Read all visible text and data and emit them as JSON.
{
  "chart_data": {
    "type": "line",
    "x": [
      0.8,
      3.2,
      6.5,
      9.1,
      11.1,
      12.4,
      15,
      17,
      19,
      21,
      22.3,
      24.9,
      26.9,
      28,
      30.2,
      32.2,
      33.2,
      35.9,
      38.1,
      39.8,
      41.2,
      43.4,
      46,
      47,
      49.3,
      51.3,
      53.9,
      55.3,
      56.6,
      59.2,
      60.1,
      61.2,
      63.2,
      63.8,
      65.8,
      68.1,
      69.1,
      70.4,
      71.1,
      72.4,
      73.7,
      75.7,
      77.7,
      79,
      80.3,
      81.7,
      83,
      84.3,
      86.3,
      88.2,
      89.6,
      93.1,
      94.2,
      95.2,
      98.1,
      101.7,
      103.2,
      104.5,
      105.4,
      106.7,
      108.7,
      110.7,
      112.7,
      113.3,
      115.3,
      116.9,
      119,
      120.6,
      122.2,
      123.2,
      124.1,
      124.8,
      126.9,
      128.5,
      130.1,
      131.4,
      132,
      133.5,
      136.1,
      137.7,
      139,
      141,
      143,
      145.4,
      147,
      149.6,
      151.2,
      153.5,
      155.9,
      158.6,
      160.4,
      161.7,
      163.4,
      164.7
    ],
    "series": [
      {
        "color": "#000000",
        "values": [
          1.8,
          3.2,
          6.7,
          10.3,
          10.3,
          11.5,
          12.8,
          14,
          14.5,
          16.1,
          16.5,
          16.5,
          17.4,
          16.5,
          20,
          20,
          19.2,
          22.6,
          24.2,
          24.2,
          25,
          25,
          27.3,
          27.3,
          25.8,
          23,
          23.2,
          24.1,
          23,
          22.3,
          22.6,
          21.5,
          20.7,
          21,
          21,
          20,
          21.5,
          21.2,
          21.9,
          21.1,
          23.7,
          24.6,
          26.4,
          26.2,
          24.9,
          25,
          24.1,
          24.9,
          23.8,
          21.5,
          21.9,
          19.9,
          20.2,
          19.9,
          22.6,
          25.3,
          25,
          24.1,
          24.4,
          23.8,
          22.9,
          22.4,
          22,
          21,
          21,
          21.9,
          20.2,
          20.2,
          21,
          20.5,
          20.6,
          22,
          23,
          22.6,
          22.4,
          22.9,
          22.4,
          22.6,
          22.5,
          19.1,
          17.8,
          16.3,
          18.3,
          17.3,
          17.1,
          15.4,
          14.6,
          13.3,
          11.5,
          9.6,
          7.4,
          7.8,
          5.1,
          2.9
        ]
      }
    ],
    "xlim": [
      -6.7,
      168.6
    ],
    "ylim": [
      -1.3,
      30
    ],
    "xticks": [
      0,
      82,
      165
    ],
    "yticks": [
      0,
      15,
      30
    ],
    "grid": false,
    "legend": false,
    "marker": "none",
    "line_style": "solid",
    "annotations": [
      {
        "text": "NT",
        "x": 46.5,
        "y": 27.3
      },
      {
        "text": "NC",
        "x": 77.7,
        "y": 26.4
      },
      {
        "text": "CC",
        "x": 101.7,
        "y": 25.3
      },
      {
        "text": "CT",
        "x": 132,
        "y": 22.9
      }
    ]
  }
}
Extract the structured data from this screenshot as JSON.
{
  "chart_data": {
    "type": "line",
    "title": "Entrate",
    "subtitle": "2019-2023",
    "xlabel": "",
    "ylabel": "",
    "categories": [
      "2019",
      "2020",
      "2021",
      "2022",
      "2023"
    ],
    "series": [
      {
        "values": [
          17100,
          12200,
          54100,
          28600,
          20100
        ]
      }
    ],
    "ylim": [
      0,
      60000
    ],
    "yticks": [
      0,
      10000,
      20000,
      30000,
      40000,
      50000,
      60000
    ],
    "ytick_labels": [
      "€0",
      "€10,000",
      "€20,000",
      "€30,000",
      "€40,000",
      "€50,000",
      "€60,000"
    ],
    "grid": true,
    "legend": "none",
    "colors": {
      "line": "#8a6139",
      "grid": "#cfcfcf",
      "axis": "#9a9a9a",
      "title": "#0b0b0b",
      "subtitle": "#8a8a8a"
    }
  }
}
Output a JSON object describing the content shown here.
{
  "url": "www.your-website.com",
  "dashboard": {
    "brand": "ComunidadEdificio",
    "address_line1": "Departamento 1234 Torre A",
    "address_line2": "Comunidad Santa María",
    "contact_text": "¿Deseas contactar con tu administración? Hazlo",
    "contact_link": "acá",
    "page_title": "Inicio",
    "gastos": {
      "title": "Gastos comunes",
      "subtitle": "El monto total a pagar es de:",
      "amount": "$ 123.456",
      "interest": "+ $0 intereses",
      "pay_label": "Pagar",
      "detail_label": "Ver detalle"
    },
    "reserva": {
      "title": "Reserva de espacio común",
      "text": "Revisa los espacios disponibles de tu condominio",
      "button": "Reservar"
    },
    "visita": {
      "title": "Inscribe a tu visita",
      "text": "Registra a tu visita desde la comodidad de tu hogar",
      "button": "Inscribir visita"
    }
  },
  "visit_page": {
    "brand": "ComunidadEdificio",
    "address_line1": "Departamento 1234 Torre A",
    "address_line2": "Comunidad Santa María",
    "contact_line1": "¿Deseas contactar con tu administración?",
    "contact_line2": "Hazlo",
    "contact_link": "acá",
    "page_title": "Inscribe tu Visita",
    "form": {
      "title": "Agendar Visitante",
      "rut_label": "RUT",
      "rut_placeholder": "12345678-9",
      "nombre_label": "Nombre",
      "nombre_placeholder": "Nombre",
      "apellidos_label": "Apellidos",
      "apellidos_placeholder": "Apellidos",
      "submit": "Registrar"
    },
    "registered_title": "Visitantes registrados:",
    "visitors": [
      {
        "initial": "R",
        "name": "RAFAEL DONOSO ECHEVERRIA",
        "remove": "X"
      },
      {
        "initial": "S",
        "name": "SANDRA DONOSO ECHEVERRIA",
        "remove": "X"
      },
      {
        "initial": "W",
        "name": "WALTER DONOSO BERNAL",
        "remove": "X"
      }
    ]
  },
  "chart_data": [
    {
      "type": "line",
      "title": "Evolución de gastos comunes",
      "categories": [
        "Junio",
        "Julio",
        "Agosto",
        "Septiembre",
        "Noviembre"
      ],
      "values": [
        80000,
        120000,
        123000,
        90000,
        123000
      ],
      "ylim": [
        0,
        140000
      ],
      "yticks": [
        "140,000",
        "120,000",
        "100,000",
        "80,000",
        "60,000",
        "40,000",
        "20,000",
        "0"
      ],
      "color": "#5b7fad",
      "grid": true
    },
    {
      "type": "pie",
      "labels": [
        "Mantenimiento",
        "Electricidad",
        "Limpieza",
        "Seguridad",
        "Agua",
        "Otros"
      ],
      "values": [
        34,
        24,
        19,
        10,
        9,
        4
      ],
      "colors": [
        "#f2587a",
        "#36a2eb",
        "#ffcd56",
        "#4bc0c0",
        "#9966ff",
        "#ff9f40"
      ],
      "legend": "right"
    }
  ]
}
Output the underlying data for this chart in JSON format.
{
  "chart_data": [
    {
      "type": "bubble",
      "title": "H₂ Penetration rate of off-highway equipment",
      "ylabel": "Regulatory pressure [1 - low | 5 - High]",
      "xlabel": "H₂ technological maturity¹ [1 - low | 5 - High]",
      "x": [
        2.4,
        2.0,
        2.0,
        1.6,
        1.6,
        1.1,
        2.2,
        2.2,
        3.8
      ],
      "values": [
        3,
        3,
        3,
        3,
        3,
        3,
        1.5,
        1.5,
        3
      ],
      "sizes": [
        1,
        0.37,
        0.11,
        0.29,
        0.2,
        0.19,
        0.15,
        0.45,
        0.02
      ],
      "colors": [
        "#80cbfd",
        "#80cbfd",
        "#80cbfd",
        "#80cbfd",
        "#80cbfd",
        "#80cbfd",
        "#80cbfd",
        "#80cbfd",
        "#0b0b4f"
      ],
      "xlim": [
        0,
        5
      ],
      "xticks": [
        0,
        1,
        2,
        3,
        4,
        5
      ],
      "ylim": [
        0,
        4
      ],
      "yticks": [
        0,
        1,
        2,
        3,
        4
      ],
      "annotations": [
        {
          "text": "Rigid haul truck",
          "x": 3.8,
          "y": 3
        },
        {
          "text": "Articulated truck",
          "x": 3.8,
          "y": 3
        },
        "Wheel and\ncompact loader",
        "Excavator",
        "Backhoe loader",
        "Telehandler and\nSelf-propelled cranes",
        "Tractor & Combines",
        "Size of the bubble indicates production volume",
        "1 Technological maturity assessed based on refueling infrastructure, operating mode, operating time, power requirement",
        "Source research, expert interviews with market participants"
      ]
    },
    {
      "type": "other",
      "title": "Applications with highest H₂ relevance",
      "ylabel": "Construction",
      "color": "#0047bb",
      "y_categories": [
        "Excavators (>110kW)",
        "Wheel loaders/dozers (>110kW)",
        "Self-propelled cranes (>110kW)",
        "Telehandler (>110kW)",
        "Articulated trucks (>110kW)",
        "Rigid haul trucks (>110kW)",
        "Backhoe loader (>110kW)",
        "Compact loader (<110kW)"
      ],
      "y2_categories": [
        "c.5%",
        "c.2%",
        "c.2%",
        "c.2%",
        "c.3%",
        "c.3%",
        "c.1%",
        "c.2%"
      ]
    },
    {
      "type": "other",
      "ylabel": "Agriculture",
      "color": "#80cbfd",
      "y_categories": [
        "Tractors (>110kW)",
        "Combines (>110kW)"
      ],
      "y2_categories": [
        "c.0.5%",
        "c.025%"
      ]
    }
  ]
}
-------------------------
■ Your instructions ■
Extract from the data every line where "Inscribe" shows up.

■ Full output ■
      "title": "Inscribe a tu visita",
    "page_title": "Inscribe tu Visita",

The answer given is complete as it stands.